• **Provided information**
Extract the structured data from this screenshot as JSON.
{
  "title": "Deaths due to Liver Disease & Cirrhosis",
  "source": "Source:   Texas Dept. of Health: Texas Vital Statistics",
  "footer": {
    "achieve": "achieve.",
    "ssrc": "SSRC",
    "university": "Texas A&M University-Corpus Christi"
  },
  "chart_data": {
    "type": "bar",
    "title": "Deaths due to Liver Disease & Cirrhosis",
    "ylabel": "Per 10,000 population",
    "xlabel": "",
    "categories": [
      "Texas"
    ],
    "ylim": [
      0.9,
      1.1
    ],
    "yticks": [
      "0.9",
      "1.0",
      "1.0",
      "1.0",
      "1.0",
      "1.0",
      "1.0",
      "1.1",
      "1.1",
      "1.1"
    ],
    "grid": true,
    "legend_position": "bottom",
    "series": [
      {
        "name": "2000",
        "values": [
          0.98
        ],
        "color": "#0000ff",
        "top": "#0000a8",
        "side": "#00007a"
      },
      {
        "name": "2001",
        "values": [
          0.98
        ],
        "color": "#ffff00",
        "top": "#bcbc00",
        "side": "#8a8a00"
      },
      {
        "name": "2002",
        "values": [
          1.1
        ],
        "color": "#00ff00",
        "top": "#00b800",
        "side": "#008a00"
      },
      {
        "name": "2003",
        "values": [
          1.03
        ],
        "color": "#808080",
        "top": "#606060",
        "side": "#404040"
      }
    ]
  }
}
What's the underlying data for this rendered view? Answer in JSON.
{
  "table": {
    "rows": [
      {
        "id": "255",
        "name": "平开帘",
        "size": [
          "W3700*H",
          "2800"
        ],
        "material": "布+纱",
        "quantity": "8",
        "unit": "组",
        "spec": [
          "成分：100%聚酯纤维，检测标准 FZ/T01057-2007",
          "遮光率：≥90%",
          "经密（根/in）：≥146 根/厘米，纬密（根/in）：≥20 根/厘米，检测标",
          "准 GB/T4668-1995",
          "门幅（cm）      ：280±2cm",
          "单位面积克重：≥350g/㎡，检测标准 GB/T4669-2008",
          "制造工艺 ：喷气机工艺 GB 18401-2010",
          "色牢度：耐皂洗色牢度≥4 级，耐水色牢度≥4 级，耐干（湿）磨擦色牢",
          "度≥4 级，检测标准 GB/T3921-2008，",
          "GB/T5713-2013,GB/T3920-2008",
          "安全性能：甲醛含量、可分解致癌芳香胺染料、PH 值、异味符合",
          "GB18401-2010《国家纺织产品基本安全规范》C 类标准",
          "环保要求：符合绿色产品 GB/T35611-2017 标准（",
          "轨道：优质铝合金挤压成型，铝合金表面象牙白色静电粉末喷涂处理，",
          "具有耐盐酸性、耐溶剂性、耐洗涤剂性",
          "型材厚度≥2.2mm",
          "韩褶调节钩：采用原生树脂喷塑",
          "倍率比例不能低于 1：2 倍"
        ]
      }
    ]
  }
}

• **Problem**
Output the whole listing above again, word for word.

• **Result**
Extract the structured data from this screenshot as JSON.
{
  "title": "Deaths due to Liver Disease & Cirrhosis",
  "source": "Source:   Texas Dept. of Health: Texas Vital Statistics",
  "footer": {
    "achieve": "achieve.",
    "ssrc": "SSRC",
    "university": "Texas A&M University-Corpus Christi"
  },
  "chart_data": {
    "type": "bar",
    "title": "Deaths due to Liver Disease & Cirrhosis",
    "ylabel": "Per 10,000 population",
    "xlabel": "",
    "categories": [
      "Texas"
    ],
    "ylim": [
      0.9,
      1.1
    ],
    "yticks": [
      "0.9",
      "1.0",
      "1.0",
      "1.0",
      "1.0",
      "1.0",
      "1.0",
      "1.1",
      "1.1",
      "1.1"
    ],
    "grid": true,
    "legend_position": "bottom",
    "series": [
      {
        "name": "2000",
        "values": [
          0.98
        ],
        "color": "#0000ff",
        "top": "#0000a8",
        "side": "#00007a"
      },
      {
        "name": "2001",
        "values": [
          0.98
        ],
        "color": "#ffff00",
        "top": "#bcbc00",
        "side": "#8a8a00"
      },
      {
        "name": "2002",
        "values": [
          1.1
        ],
        "color": "#00ff00",
        "top": "#00b800",
        "side": "#008a00"
      },
      {
        "name": "2003",
        "values": [
          1.03
        ],
        "color": "#808080",
        "top": "#606060",
        "side": "#404040"
      }
    ]
  }
}
What's the underlying data for this rendered view? Answer in JSON.
{
  "table": {
    "rows": [
      {
        "id": "255",
        "name": "平开帘",
        "size": [
          "W3700*H",
          "2800"
        ],
        "material": "布+纱",
        "quantity": "8",
        "unit": "组",
        "spec": [
          "成分：100%聚酯纤维，检测标准 FZ/T01057-2007",
          "遮光率：≥90%",
          "经密（根/in）：≥146 根/厘米，纬密（根/in）：≥20 根/厘米，检测标",
          "准 GB/T4668-1995",
          "门幅（cm）      ：280±2cm",
          "单位面积克重：≥350g/㎡，检测标准 GB/T4669-2008",
          "制造工艺 ：喷气机工艺 GB 18401-2010",
          "色牢度：耐皂洗色牢度≥4 级，耐水色牢度≥4 级，耐干（湿）磨擦色牢",
          "度≥4 级，检测标准 GB/T3921-2008，",
          "GB/T5713-2013,GB/T3920-2008",
          "安全性能：甲醛含量、可分解致癌芳香胺染料、PH 值、异味符合",
          "GB18401-2010《国家纺织产品基本安全规范》C 类标准",
          "环保要求：符合绿色产品 GB/T35611-2017 标准（",
          "轨道：优质铝合金挤压成型，铝合金表面象牙白色静电粉末喷涂处理，",
          "具有耐盐酸性、耐溶剂性、耐洗涤剂性",
          "型材厚度≥2.2mm",
          "韩褶调节钩：采用原生树脂喷塑",
          "倍率比例不能低于 1：2 倍"
        ]
      }
    ]
  }
}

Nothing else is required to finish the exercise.